Written exercise: Repeat each line exactly as it is written.
————
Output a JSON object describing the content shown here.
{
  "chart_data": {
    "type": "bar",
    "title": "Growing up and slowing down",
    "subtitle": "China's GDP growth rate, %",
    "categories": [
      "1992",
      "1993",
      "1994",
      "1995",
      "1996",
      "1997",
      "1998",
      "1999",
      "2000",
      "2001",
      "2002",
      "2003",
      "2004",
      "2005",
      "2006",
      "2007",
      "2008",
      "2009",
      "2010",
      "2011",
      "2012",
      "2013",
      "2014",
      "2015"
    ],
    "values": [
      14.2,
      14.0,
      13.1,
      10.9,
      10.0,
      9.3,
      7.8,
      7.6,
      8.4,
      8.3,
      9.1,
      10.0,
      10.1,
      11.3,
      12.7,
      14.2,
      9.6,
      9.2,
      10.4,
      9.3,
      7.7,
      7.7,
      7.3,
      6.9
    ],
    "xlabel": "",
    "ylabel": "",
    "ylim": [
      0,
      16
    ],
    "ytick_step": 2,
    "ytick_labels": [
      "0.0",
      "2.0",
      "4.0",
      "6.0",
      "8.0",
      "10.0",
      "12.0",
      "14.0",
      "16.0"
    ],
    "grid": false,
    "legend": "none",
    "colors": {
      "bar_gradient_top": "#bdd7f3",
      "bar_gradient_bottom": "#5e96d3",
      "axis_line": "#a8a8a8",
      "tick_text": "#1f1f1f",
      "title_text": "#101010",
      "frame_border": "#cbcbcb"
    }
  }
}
————
Output for this task:
Output a JSON object describing the content shown here.
{
  "chart_data": {
    "type": "bar",
    "title": "Growing up and slowing down",
    "subtitle": "China's GDP growth rate, %",
    "categories": [
      "1992",
      "1993",
      "1994",
      "1995",
      "1996",
      "1997",
      "1998",
      "1999",
      "2000",
      "2001",
      "2002",
      "2003",
      "2004",
      "2005",
      "2006",
      "2007",
      "2008",
      "2009",
      "2010",
      "2011",
      "2012",
      "2013",
      "2014",
      "2015"
    ],
    "values": [
      14.2,
      14.0,
      13.1,
      10.9,
      10.0,
      9.3,
      7.8,
      7.6,
      8.4,
      8.3,
      9.1,
      10.0,
      10.1,
      11.3,
      12.7,
      14.2,
      9.6,
      9.2,
      10.4,
      9.3,
      7.7,
      7.7,
      7.3,
      6.9
    ],
    "xlabel": "",
    "ylabel": "",
    "ylim": [
      0,
      16
    ],
    "ytick_step": 2,
    "ytick_labels": [
      "0.0",
      "2.0",
      "4.0",
      "6.0",
      "8.0",
      "10.0",
      "12.0",
      "14.0",
      "16.0"
    ],
    "grid": false,
    "legend": "none",
    "colors": {
      "bar_gradient_top": "#bdd7f3",
      "bar_gradient_bottom": "#5e96d3",
      "axis_line": "#a8a8a8",
      "tick_text": "#1f1f1f",
      "title_text": "#101010",
      "frame_border": "#cbcbcb"
    }
  }
}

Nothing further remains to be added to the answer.